*Supplied material*.

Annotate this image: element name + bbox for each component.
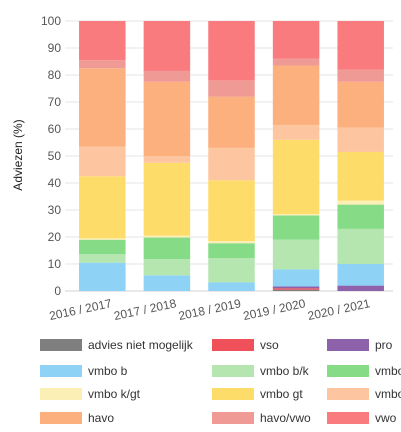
- bar-segment: [208, 80, 255, 97]
- bar-segment: [337, 285, 384, 291]
- bar-segment: [143, 21, 191, 71]
- x-tick-label: 2020 / 2021: [306, 296, 371, 323]
- legend-swatch: [327, 388, 369, 400]
- bar-segment: [79, 176, 126, 239]
- bar-segment: [208, 258, 255, 283]
- y-tick-label: 60: [48, 122, 62, 136]
- bar-segment: [208, 243, 255, 259]
- y-tick-label: 70: [48, 95, 62, 109]
- legend-label: vmbo k/gt: [88, 387, 141, 401]
- bar-segment: [337, 69, 384, 82]
- bar-segment: [337, 21, 384, 70]
- legend-label: havo/vwo: [260, 411, 311, 425]
- legend-label: vmbo gt: [260, 387, 303, 401]
- bar-segment: [272, 286, 320, 289]
- legend-swatch: [327, 339, 369, 351]
- legend-swatch: [212, 388, 254, 400]
- y-axis-title: Adviezen (%): [11, 119, 25, 190]
- bar-segment: [272, 124, 320, 140]
- y-tick-label: 0: [54, 284, 61, 298]
- bar-segment: [272, 214, 320, 216]
- legend-swatch: [327, 365, 369, 377]
- bar-segment: [337, 264, 384, 286]
- bar-segment: [272, 58, 320, 66]
- bar-segment: [79, 146, 126, 177]
- bar-segment: [272, 215, 320, 240]
- bar-segment: [79, 238, 126, 240]
- bar-segment: [143, 70, 191, 82]
- legend-swatch: [212, 365, 254, 377]
- legend-label: vmbo b: [88, 364, 128, 378]
- bar-segment: [143, 81, 191, 156]
- bar-segment: [337, 200, 384, 205]
- bar-segment: [208, 96, 255, 148]
- y-axis: 0 10 20 30 40 50 60 70 80 90 100: [41, 14, 61, 298]
- bar-segment: [272, 269, 320, 287]
- bar-segment: [143, 235, 191, 238]
- legend-swatch: [327, 412, 369, 424]
- x-tick-label: 2017 / 2018: [113, 296, 178, 323]
- legend-label: vso: [260, 338, 279, 352]
- legend-label: vwo: [375, 411, 397, 425]
- bar-segment: [272, 289, 320, 291]
- bar-segment: [337, 81, 384, 128]
- legend-swatch: [40, 412, 82, 424]
- bar-segment: [79, 254, 126, 263]
- bar-segment: [272, 288, 320, 290]
- bar-segment: [272, 139, 320, 215]
- legend-swatch: [212, 339, 254, 351]
- bar-segment: [337, 127, 384, 152]
- bar-segment: [208, 282, 255, 291]
- legend-swatch: [212, 412, 254, 424]
- bar-segment: [143, 275, 191, 291]
- x-axis: 2016 / 2017 2017 / 2018 2018 / 2019 2019 / …: [48, 296, 372, 323]
- bar-segment: [143, 237, 191, 260]
- legend-label: havo: [88, 411, 114, 425]
- bar-segment: [143, 162, 191, 236]
- y-tick-label: 100: [41, 14, 61, 28]
- bar-segment: [337, 228, 384, 264]
- legend-label: vmbo gt/havo: [375, 387, 401, 401]
- y-tick-label: 50: [48, 149, 62, 163]
- bar-segment: [79, 239, 126, 255]
- legend-swatch: [40, 365, 82, 377]
- y-tick-label: 20: [48, 230, 62, 244]
- bar-segment: [337, 151, 384, 201]
- y-tick-label: 80: [48, 68, 62, 82]
- legend-label: advies niet mogelijk: [88, 338, 194, 352]
- legend-label: vmbo b/k: [260, 364, 310, 378]
- legend-label: pro: [375, 338, 393, 352]
- bar-segment: [143, 259, 191, 276]
- x-tick-label: 2016 / 2017: [48, 296, 113, 323]
- bar-segment: [208, 147, 255, 181]
- legend-swatch: [40, 339, 82, 351]
- bar-segment: [208, 21, 255, 81]
- bar-segment: [143, 156, 191, 163]
- y-tick-label: 10: [48, 257, 62, 271]
- legend-label: vmbo k: [375, 364, 401, 378]
- bars: [79, 21, 384, 291]
- x-tick-label: 2018 / 2019: [177, 296, 242, 323]
- bar-segment: [208, 241, 255, 244]
- bar-segment: [337, 204, 384, 229]
- bar-segment: [79, 68, 126, 147]
- y-tick-label: 30: [48, 203, 62, 217]
- legend-swatch: [40, 388, 82, 400]
- legend: advies niet mogelijk vso pro vmbo b vmbo b/k…: [40, 338, 401, 425]
- bar-segment: [208, 180, 255, 242]
- bar-segment: [272, 65, 320, 125]
- x-tick-label: 2019 / 2020: [242, 296, 307, 323]
- y-tick-label: 90: [48, 41, 62, 55]
- bar-segment: [79, 21, 126, 61]
- bar-segment: [79, 262, 126, 291]
- y-tick-label: 40: [48, 176, 62, 190]
- bar-segment: [272, 239, 320, 270]
- bar-segment: [79, 60, 126, 69]
- bar-segment: [272, 21, 320, 59]
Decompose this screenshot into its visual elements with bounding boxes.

*Exercise task*.
Locate every row above that contains the string "this", treating uppercase and lowercase letters as distinct, and copy each such row in full.

*The reply*.
Annotate this image: element name + bbox for each component.
Decompose this screenshot into its visual elements with bounding boxes.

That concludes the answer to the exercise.